WRITTEN TASK: Could every line of the data be printed exactly as it reads?

EXCERPTED DATA:
= = = =
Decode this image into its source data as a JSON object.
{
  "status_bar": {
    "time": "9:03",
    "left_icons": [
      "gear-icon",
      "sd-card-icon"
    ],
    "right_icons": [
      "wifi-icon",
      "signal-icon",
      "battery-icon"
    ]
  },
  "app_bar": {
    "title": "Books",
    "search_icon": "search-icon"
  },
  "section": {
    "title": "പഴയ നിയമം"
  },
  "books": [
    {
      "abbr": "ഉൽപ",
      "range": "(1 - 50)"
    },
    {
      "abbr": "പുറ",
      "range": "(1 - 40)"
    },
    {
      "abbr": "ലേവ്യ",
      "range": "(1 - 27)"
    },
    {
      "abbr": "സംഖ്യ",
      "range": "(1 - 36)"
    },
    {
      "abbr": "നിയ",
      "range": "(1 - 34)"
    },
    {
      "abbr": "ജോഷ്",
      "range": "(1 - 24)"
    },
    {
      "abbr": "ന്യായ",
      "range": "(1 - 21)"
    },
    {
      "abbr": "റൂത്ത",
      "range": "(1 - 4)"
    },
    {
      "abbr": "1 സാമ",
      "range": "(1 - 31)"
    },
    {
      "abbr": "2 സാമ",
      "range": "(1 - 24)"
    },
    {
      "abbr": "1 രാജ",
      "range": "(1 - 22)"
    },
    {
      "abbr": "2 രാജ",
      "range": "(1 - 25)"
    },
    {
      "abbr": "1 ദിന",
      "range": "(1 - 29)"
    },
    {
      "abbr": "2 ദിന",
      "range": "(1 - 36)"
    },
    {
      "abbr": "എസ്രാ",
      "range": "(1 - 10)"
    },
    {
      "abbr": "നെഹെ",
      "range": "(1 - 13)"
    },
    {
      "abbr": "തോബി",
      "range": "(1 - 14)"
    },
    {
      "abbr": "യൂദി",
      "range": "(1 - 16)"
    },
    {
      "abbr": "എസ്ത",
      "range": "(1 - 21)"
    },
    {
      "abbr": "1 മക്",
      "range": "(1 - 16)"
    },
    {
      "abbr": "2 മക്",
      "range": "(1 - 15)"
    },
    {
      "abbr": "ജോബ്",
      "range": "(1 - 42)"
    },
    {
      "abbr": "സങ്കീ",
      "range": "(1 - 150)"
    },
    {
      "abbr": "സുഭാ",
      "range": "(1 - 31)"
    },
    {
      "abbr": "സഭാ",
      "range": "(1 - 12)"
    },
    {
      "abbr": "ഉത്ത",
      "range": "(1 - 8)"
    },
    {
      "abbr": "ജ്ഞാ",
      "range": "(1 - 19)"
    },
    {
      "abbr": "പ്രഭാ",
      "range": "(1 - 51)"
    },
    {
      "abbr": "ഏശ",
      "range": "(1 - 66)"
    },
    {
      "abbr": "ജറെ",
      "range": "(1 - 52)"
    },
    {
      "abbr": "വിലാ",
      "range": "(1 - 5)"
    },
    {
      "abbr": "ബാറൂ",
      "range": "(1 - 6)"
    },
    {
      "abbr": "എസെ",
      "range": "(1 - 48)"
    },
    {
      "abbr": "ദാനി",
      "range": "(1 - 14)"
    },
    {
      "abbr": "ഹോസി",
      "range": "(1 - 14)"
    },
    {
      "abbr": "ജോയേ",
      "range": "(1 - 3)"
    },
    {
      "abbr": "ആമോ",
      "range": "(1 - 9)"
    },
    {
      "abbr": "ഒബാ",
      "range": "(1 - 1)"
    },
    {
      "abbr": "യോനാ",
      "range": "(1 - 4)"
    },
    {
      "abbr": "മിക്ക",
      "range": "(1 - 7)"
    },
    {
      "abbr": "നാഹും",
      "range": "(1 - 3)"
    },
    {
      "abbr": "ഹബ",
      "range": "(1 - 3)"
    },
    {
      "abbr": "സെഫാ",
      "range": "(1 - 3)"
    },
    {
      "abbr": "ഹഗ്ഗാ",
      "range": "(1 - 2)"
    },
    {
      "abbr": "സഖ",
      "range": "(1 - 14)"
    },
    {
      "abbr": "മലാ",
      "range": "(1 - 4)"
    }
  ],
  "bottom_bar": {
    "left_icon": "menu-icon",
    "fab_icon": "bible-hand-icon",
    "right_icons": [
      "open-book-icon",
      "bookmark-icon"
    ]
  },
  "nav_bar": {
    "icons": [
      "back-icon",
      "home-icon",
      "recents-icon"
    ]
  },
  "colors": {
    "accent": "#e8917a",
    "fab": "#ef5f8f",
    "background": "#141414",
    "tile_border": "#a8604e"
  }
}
= = = =
RESPONSE TO THIS TASK:
Decode this image into its source data as a JSON object.
{
  "status_bar": {
    "time": "9:03",
    "left_icons": [
      "gear-icon",
      "sd-card-icon"
    ],
    "right_icons": [
      "wifi-icon",
      "signal-icon",
      "battery-icon"
    ]
  },
  "app_bar": {
    "title": "Books",
    "search_icon": "search-icon"
  },
  "section": {
    "title": "പഴയ നിയമം"
  },
  "books": [
    {
      "abbr": "ഉൽപ",
      "range": "(1 - 50)"
    },
    {
      "abbr": "പുറ",
      "range": "(1 - 40)"
    },
    {
      "abbr": "ലേവ്യ",
      "range": "(1 - 27)"
    },
    {
      "abbr": "സംഖ്യ",
      "range": "(1 - 36)"
    },
    {
      "abbr": "നിയ",
      "range": "(1 - 34)"
    },
    {
      "abbr": "ജോഷ്",
      "range": "(1 - 24)"
    },
    {
      "abbr": "ന്യായ",
      "range": "(1 - 21)"
    },
    {
      "abbr": "റൂത്ത",
      "range": "(1 - 4)"
    },
    {
      "abbr": "1 സാമ",
      "range": "(1 - 31)"
    },
    {
      "abbr": "2 സാമ",
      "range": "(1 - 24)"
    },
    {
      "abbr": "1 രാജ",
      "range": "(1 - 22)"
    },
    {
      "abbr": "2 രാജ",
      "range": "(1 - 25)"
    },
    {
      "abbr": "1 ദിന",
      "range": "(1 - 29)"
    },
    {
      "abbr": "2 ദിന",
      "range": "(1 - 36)"
    },
    {
      "abbr": "എസ്രാ",
      "range": "(1 - 10)"
    },
    {
      "abbr": "നെഹെ",
      "range": "(1 - 13)"
    },
    {
      "abbr": "തോബി",
      "range": "(1 - 14)"
    },
    {
      "abbr": "യൂദി",
      "range": "(1 - 16)"
    },
    {
      "abbr": "എസ്ത",
      "range": "(1 - 21)"
    },
    {
      "abbr": "1 മക്",
      "range": "(1 - 16)"
    },
    {
      "abbr": "2 മക്",
      "range": "(1 - 15)"
    },
    {
      "abbr": "ജോബ്",
      "range": "(1 - 42)"
    },
    {
      "abbr": "സങ്കീ",
      "range": "(1 - 150)"
    },
    {
      "abbr": "സുഭാ",
      "range": "(1 - 31)"
    },
    {
      "abbr": "സഭാ",
      "range": "(1 - 12)"
    },
    {
      "abbr": "ഉത്ത",
      "range": "(1 - 8)"
    },
    {
      "abbr": "ജ്ഞാ",
      "range": "(1 - 19)"
    },
    {
      "abbr": "പ്രഭാ",
      "range": "(1 - 51)"
    },
    {
      "abbr": "ഏശ",
      "range": "(1 - 66)"
    },
    {
      "abbr": "ജറെ",
      "range": "(1 - 52)"
    },
    {
      "abbr": "വിലാ",
      "range": "(1 - 5)"
    },
    {
      "abbr": "ബാറൂ",
      "range": "(1 - 6)"
    },
    {
      "abbr": "എസെ",
      "range": "(1 - 48)"
    },
    {
      "abbr": "ദാനി",
      "range": "(1 - 14)"
    },
    {
      "abbr": "ഹോസി",
      "range": "(1 - 14)"
    },
    {
      "abbr": "ജോയേ",
      "range": "(1 - 3)"
    },
    {
      "abbr": "ആമോ",
      "range": "(1 - 9)"
    },
    {
      "abbr": "ഒബാ",
      "range": "(1 - 1)"
    },
    {
      "abbr": "യോനാ",
      "range": "(1 - 4)"
    },
    {
      "abbr": "മിക്ക",
      "range": "(1 - 7)"
    },
    {
      "abbr": "നാഹും",
      "range": "(1 - 3)"
    },
    {
      "abbr": "ഹബ",
      "range": "(1 - 3)"
    },
    {
      "abbr": "സെഫാ",
      "range": "(1 - 3)"
    },
    {
      "abbr": "ഹഗ്ഗാ",
      "range": "(1 - 2)"
    },
    {
      "abbr": "സഖ",
      "range": "(1 - 14)"
    },
    {
      "abbr": "മലാ",
      "range": "(1 - 4)"
    }
  ],
  "bottom_bar": {
    "left_icon": "menu-icon",
    "fab_icon": "bible-hand-icon",
    "right_icons": [
      "open-book-icon",
      "bookmark-icon"
    ]
  },
  "nav_bar": {
    "icons": [
      "back-icon",
      "home-icon",
      "recents-icon"
    ]
  },
  "colors": {
    "accent": "#e8917a",
    "fab": "#ef5f8f",
    "background": "#141414",
    "tile_border": "#a8604e"
  }
}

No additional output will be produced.